+++ MATERIAL FOR THE TASK +++

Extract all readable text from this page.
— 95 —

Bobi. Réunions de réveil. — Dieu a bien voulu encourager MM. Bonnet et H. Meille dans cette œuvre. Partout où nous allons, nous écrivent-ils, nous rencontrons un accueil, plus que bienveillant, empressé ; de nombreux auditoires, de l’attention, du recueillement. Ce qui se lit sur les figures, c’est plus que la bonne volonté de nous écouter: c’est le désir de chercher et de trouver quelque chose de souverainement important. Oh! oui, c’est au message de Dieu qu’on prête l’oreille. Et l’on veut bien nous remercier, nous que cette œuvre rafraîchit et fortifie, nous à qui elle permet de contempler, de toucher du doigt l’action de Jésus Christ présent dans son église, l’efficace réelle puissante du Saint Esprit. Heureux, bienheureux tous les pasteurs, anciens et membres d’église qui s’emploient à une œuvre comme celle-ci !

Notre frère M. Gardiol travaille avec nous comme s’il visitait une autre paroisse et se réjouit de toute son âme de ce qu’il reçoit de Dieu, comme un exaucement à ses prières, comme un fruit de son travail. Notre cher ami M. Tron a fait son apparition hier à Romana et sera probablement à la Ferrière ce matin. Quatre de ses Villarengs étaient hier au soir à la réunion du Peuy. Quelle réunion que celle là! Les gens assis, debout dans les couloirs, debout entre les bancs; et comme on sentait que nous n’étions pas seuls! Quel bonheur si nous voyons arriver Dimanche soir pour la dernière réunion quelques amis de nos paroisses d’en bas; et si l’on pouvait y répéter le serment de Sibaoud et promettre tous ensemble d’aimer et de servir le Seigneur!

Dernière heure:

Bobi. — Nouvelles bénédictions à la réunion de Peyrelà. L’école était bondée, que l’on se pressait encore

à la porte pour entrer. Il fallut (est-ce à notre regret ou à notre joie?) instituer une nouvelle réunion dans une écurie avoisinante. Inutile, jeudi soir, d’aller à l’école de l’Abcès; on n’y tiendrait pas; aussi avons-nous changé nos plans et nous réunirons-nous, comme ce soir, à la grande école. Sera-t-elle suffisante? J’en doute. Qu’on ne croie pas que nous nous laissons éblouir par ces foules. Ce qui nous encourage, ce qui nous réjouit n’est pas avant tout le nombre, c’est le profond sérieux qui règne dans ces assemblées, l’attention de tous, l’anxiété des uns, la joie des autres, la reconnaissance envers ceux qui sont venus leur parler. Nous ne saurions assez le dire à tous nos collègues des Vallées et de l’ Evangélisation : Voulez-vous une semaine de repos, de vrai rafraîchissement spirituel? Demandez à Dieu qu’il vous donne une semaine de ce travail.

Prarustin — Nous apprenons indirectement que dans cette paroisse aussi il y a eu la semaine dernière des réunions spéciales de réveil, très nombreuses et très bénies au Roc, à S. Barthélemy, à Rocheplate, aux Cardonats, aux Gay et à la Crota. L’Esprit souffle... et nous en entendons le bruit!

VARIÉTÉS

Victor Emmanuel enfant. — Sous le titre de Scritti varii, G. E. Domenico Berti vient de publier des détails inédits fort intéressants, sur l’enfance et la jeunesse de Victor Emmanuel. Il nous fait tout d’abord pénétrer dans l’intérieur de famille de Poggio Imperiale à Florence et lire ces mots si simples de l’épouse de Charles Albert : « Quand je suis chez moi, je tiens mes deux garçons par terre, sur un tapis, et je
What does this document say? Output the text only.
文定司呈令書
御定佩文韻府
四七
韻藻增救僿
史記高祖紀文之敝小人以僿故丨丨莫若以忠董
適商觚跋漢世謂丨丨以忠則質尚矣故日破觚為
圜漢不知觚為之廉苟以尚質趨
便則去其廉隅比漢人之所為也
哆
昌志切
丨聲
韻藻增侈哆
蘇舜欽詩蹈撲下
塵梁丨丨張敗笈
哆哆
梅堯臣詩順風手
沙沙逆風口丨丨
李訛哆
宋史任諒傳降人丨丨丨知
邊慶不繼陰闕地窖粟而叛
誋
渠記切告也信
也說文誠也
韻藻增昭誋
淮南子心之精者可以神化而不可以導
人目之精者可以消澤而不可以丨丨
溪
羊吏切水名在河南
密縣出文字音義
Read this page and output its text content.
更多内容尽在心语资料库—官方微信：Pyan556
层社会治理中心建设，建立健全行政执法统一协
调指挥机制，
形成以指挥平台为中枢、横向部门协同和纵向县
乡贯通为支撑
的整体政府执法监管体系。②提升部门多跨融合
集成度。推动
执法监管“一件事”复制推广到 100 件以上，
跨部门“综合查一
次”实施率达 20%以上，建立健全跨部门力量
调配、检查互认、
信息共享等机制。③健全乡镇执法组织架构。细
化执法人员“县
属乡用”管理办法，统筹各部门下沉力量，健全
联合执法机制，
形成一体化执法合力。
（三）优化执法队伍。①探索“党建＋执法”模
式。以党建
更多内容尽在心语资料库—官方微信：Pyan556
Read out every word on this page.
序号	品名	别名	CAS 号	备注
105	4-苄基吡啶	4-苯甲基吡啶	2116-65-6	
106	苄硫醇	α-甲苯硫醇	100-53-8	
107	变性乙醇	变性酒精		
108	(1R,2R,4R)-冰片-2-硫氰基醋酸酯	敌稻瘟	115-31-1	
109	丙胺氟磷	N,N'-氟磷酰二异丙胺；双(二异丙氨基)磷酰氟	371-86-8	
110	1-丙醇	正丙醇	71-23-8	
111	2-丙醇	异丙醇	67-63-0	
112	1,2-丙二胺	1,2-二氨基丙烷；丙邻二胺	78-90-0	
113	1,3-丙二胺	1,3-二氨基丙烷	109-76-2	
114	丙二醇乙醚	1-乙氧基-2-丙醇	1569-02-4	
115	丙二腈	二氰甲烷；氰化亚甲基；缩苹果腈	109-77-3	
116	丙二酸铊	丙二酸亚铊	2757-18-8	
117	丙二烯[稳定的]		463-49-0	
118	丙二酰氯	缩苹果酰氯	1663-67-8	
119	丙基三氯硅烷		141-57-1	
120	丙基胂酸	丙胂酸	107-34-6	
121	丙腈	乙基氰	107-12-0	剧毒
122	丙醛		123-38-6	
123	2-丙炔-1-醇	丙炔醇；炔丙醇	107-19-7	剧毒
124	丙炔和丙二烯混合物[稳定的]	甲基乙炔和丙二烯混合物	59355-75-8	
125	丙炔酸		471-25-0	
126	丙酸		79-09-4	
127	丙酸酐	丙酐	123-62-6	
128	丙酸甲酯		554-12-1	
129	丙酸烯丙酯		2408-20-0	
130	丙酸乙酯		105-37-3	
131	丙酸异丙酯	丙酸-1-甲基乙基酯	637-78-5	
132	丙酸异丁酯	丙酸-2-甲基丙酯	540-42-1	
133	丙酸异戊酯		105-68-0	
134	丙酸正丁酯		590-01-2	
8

+++

> _SET PROBLEM_:
Write out every record shown above, word for word.

> _SOLVED PROBLEM_:
Extract all readable text from this page.
— 95 —

Bobi. Réunions de réveil. — Dieu a bien voulu encourager MM. Bonnet et H. Meille dans cette œuvre. Partout où nous allons, nous écrivent-ils, nous rencontrons un accueil, plus que bienveillant, empressé ; de nombreux auditoires, de l’attention, du recueillement. Ce qui se lit sur les figures, c’est plus que la bonne volonté de nous écouter: c’est le désir de chercher et de trouver quelque chose de souverainement important. Oh! oui, c’est au message de Dieu qu’on prête l’oreille. Et l’on veut bien nous remercier, nous que cette œuvre rafraîchit et fortifie, nous à qui elle permet de contempler, de toucher du doigt l’action de Jésus Christ présent dans son église, l’efficace réelle puissante du Saint Esprit. Heureux, bienheureux tous les pasteurs, anciens et membres d’église qui s’emploient à une œuvre comme celle-ci !

Notre frère M. Gardiol travaille avec nous comme s’il visitait une autre paroisse et se réjouit de toute son âme de ce qu’il reçoit de Dieu, comme un exaucement à ses prières, comme un fruit de son travail. Notre cher ami M. Tron a fait son apparition hier à Romana et sera probablement à la Ferrière ce matin. Quatre de ses Villarengs étaient hier au soir à la réunion du Peuy. Quelle réunion que celle là! Les gens assis, debout dans les couloirs, debout entre les bancs; et comme on sentait que nous n’étions pas seuls! Quel bonheur si nous voyons arriver Dimanche soir pour la dernière réunion quelques amis de nos paroisses d’en bas; et si l’on pouvait y répéter le serment de Sibaoud et promettre tous ensemble d’aimer et de servir le Seigneur!

Dernière heure:

Bobi. — Nouvelles bénédictions à la réunion de Peyrelà. L’école était bondée, que l’on se pressait encore

à la porte pour entrer. Il fallut (est-ce à notre regret ou à notre joie?) instituer une nouvelle réunion dans une écurie avoisinante. Inutile, jeudi soir, d’aller à l’école de l’Abcès; on n’y tiendrait pas; aussi avons-nous changé nos plans et nous réunirons-nous, comme ce soir, à la grande école. Sera-t-elle suffisante? J’en doute. Qu’on ne croie pas que nous nous laissons éblouir par ces foules. Ce qui nous encourage, ce qui nous réjouit n’est pas avant tout le nombre, c’est le profond sérieux qui règne dans ces assemblées, l’attention de tous, l’anxiété des uns, la joie des autres, la reconnaissance envers ceux qui sont venus leur parler. Nous ne saurions assez le dire à tous nos collègues des Vallées et de l’ Evangélisation : Voulez-vous une semaine de repos, de vrai rafraîchissement spirituel? Demandez à Dieu qu’il vous donne une semaine de ce travail.

Prarustin — Nous apprenons indirectement que dans cette paroisse aussi il y a eu la semaine dernière des réunions spéciales de réveil, très nombreuses et très bénies au Roc, à S. Barthélemy, à Rocheplate, aux Cardonats, aux Gay et à la Crota. L’Esprit souffle... et nous en entendons le bruit!

VARIÉTÉS

Victor Emmanuel enfant. — Sous le titre de Scritti varii, G. E. Domenico Berti vient de publier des détails inédits fort intéressants, sur l’enfance et la jeunesse de Victor Emmanuel. Il nous fait tout d’abord pénétrer dans l’intérieur de famille de Poggio Imperiale à Florence et lire ces mots si simples de l’épouse de Charles Albert : « Quand je suis chez moi, je tiens mes deux garçons par terre, sur un tapis, et je
What does this document say? Output the text only.
文定司呈令書
御定佩文韻府
四七
韻藻增救僿
史記高祖紀文之敝小人以僿故丨丨莫若以忠董
適商觚跋漢世謂丨丨以忠則質尚矣故日破觚為
圜漢不知觚為之廉苟以尚質趨
便則去其廉隅比漢人之所為也
哆
昌志切
丨聲
韻藻增侈哆
蘇舜欽詩蹈撲下
塵梁丨丨張敗笈
哆哆
梅堯臣詩順風手
沙沙逆風口丨丨
李訛哆
宋史任諒傳降人丨丨丨知
邊慶不繼陰闕地窖粟而叛
誋
渠記切告也信
也說文誠也
韻藻增昭誋
淮南子心之精者可以神化而不可以導
人目之精者可以消澤而不可以丨丨
溪
羊吏切水名在河南
密縣出文字音義
Read this page and output its text content.
更多内容尽在心语资料库—官方微信：Pyan556
层社会治理中心建设，建立健全行政执法统一协
调指挥机制，
形成以指挥平台为中枢、横向部门协同和纵向县
乡贯通为支撑
的整体政府执法监管体系。②提升部门多跨融合
集成度。推动
执法监管“一件事”复制推广到 100 件以上，
跨部门“综合查一
次”实施率达 20%以上，建立健全跨部门力量
调配、检查互认、
信息共享等机制。③健全乡镇执法组织架构。细
化执法人员“县
属乡用”管理办法，统筹各部门下沉力量，健全
联合执法机制，
形成一体化执法合力。
（三）优化执法队伍。①探索“党建＋执法”模
式。以党建
更多内容尽在心语资料库—官方微信：Pyan556
Read out every word on this page.
序号	品名	别名	CAS 号	备注
105	4-苄基吡啶	4-苯甲基吡啶	2116-65-6	
106	苄硫醇	α-甲苯硫醇	100-53-8	
107	变性乙醇	变性酒精		
108	(1R,2R,4R)-冰片-2-硫氰基醋酸酯	敌稻瘟	115-31-1	
109	丙胺氟磷	N,N'-氟磷酰二异丙胺；双(二异丙氨基)磷酰氟	371-86-8	
110	1-丙醇	正丙醇	71-23-8	
111	2-丙醇	异丙醇	67-63-0	
112	1,2-丙二胺	1,2-二氨基丙烷；丙邻二胺	78-90-0	
113	1,3-丙二胺	1,3-二氨基丙烷	109-76-2	
114	丙二醇乙醚	1-乙氧基-2-丙醇	1569-02-4	
115	丙二腈	二氰甲烷；氰化亚甲基；缩苹果腈	109-77-3	
116	丙二酸铊	丙二酸亚铊	2757-18-8	
117	丙二烯[稳定的]		463-49-0	
118	丙二酰氯	缩苹果酰氯	1663-67-8	
119	丙基三氯硅烷		141-57-1	
120	丙基胂酸	丙胂酸	107-34-6	
121	丙腈	乙基氰	107-12-0	剧毒
122	丙醛		123-38-6	
123	2-丙炔-1-醇	丙炔醇；炔丙醇	107-19-7	剧毒
124	丙炔和丙二烯混合物[稳定的]	甲基乙炔和丙二烯混合物	59355-75-8	
125	丙炔酸		471-25-0	
126	丙酸		79-09-4	
127	丙酸酐	丙酐	123-62-6	
128	丙酸甲酯		554-12-1	
129	丙酸烯丙酯		2408-20-0	
130	丙酸乙酯		105-37-3	
131	丙酸异丙酯	丙酸-1-甲基乙基酯	637-78-5	
132	丙酸异丁酯	丙酸-2-甲基丙酯	540-42-1	
133	丙酸异戊酯		105-68-0	
134	丙酸正丁酯		590-01-2	
8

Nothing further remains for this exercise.